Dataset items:
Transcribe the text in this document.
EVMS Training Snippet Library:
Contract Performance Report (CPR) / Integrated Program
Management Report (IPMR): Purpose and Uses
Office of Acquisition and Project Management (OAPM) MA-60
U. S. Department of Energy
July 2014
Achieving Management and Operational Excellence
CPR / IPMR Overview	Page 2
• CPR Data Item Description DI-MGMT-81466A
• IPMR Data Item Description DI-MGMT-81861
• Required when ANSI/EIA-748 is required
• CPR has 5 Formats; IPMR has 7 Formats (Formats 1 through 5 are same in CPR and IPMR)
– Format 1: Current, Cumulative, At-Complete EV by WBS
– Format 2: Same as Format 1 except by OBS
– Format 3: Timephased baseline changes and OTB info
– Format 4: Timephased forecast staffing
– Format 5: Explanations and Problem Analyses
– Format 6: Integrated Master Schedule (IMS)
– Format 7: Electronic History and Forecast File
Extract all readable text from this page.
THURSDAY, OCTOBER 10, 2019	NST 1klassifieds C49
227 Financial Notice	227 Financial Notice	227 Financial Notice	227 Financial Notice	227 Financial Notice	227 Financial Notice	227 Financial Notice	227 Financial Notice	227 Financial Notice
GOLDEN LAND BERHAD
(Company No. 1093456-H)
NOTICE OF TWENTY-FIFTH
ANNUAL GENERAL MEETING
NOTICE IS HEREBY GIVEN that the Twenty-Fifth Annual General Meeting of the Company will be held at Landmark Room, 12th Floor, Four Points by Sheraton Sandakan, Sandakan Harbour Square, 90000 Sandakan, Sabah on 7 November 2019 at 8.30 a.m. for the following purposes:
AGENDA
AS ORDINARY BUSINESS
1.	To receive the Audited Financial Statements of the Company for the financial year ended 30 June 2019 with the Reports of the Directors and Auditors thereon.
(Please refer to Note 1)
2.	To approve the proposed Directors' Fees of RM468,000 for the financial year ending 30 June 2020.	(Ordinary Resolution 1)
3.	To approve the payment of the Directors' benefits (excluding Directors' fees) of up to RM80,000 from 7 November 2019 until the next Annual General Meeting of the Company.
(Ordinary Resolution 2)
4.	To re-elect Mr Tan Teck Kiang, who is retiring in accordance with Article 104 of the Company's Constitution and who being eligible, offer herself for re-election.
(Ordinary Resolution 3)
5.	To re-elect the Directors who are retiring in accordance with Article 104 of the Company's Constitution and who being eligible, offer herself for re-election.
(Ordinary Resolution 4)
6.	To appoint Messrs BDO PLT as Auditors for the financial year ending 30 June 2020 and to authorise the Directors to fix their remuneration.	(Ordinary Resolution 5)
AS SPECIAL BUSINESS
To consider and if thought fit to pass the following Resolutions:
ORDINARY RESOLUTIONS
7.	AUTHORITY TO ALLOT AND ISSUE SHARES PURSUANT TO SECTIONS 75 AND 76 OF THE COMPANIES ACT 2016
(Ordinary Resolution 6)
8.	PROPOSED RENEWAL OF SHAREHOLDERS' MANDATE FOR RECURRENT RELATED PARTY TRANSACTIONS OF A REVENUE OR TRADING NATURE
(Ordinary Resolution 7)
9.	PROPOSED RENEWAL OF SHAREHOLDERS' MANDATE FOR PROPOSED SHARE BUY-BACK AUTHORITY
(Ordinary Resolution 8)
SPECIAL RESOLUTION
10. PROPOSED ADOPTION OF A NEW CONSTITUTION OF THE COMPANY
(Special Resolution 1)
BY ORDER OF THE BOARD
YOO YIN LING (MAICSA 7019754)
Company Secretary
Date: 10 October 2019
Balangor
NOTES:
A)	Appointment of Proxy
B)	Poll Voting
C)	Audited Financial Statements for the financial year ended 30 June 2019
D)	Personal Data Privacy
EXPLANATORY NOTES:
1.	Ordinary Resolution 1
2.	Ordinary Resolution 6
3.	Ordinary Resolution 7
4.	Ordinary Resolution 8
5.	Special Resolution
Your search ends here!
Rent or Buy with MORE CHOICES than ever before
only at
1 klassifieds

Given task: Search the entries for the word "MANDATE" and pick out every line that holds it.

Written response:
8.	PROPOSED RENEWAL OF SHAREHOLDERS' MANDATE FOR RECURRENT RELATED PARTY TRANSACTIONS OF A REVENUE OR TRADING NATURE
9.	PROPOSED RENEWAL OF SHAREHOLDERS' MANDATE FOR PROPOSED SHARE BUY-BACK AUTHORITY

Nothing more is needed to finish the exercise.